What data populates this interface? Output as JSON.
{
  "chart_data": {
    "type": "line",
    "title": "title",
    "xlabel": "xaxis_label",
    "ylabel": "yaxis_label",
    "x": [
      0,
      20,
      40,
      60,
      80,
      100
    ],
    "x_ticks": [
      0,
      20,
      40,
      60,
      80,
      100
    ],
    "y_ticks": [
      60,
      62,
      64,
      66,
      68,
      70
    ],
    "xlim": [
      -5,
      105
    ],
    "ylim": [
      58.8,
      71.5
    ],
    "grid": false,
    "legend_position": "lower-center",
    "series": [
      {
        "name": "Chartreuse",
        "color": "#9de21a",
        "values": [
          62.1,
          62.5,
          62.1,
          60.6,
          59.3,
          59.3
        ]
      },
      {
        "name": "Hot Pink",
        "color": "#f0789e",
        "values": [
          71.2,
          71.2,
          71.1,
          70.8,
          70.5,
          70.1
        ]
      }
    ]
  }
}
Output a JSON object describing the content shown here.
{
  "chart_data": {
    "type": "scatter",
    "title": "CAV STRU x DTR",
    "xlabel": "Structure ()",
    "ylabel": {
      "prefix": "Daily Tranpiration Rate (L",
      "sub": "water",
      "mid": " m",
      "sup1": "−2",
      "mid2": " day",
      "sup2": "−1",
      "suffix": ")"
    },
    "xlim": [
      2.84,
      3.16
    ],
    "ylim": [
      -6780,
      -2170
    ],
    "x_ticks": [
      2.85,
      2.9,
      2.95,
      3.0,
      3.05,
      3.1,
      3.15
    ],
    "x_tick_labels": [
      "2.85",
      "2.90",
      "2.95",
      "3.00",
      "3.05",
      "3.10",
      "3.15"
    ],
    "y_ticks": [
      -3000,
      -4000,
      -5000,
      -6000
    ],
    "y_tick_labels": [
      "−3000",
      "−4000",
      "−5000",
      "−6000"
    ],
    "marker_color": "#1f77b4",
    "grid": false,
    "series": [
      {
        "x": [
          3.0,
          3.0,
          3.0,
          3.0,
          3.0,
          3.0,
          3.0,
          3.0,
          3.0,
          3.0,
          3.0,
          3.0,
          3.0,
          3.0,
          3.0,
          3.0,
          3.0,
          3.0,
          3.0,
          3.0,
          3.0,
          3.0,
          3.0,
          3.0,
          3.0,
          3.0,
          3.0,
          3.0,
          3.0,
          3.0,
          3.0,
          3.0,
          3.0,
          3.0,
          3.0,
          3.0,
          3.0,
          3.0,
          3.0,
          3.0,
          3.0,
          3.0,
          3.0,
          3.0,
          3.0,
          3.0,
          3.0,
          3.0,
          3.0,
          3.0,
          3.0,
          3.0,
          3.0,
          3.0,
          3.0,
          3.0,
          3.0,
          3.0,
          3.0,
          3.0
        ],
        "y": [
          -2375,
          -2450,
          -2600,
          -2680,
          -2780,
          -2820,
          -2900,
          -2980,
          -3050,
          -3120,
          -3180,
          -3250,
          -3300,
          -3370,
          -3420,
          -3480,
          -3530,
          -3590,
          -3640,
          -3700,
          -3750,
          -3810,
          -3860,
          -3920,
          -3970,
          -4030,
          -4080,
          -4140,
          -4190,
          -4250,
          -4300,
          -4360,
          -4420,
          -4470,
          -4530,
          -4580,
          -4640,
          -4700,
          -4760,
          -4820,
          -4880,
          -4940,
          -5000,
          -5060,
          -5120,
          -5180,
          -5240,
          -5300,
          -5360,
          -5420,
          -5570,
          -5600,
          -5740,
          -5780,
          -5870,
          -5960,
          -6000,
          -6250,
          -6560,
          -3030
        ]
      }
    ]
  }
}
________________________
Request:
Write the data back out verbatim.

Output of the task:
What data populates this interface? Output as JSON.
{
  "chart_data": {
    "type": "line",
    "title": "title",
    "xlabel": "xaxis_label",
    "ylabel": "yaxis_label",
    "x": [
      0,
      20,
      40,
      60,
      80,
      100
    ],
    "x_ticks": [
      0,
      20,
      40,
      60,
      80,
      100
    ],
    "y_ticks": [
      60,
      62,
      64,
      66,
      68,
      70
    ],
    "xlim": [
      -5,
      105
    ],
    "ylim": [
      58.8,
      71.5
    ],
    "grid": false,
    "legend_position": "lower-center",
    "series": [
      {
        "name": "Chartreuse",
        "color": "#9de21a",
        "values": [
          62.1,
          62.5,
          62.1,
          60.6,
          59.3,
          59.3
        ]
      },
      {
        "name": "Hot Pink",
        "color": "#f0789e",
        "values": [
          71.2,
          71.2,
          71.1,
          70.8,
          70.5,
          70.1
        ]
      }
    ]
  }
}
Output a JSON object describing the content shown here.
{
  "chart_data": {
    "type": "scatter",
    "title": "CAV STRU x DTR",
    "xlabel": "Structure ()",
    "ylabel": {
      "prefix": "Daily Tranpiration Rate (L",
      "sub": "water",
      "mid": " m",
      "sup1": "−2",
      "mid2": " day",
      "sup2": "−1",
      "suffix": ")"
    },
    "xlim": [
      2.84,
      3.16
    ],
    "ylim": [
      -6780,
      -2170
    ],
    "x_ticks": [
      2.85,
      2.9,
      2.95,
      3.0,
      3.05,
      3.1,
      3.15
    ],
    "x_tick_labels": [
      "2.85",
      "2.90",
      "2.95",
      "3.00",
      "3.05",
      "3.10",
      "3.15"
    ],
    "y_ticks": [
      -3000,
      -4000,
      -5000,
      -6000
    ],
    "y_tick_labels": [
      "−3000",
      "−4000",
      "−5000",
      "−6000"
    ],
    "marker_color": "#1f77b4",
    "grid": false,
    "series": [
      {
        "x": [
          3.0,
          3.0,
          3.0,
          3.0,
          3.0,
          3.0,
          3.0,
          3.0,
          3.0,
          3.0,
          3.0,
          3.0,
          3.0,
          3.0,
          3.0,
          3.0,
          3.0,
          3.0,
          3.0,
          3.0,
          3.0,
          3.0,
          3.0,
          3.0,
          3.0,
          3.0,
          3.0,
          3.0,
          3.0,
          3.0,
          3.0,
          3.0,
          3.0,
          3.0,
          3.0,
          3.0,
          3.0,
          3.0,
          3.0,
          3.0,
          3.0,
          3.0,
          3.0,
          3.0,
          3.0,
          3.0,
          3.0,
          3.0,
          3.0,
          3.0,
          3.0,
          3.0,
          3.0,
          3.0,
          3.0,
          3.0,
          3.0,
          3.0,
          3.0,
          3.0
        ],
        "y": [
          -2375,
          -2450,
          -2600,
          -2680,
          -2780,
          -2820,
          -2900,
          -2980,
          -3050,
          -3120,
          -3180,
          -3250,
          -3300,
          -3370,
          -3420,
          -3480,
          -3530,
          -3590,
          -3640,
          -3700,
          -3750,
          -3810,
          -3860,
          -3920,
          -3970,
          -4030,
          -4080,
          -4140,
          -4190,
          -4250,
          -4300,
          -4360,
          -4420,
          -4470,
          -4530,
          -4580,
          -4640,
          -4700,
          -4760,
          -4820,
          -4880,
          -4940,
          -5000,
          -5060,
          -5120,
          -5180,
          -5240,
          -5300,
          -5360,
          -5420,
          -5570,
          -5600,
          -5740,
          -5780,
          -5870,
          -5960,
          -6000,
          -6250,
          -6560,
          -3030
        ]
      }
    ]
  }
}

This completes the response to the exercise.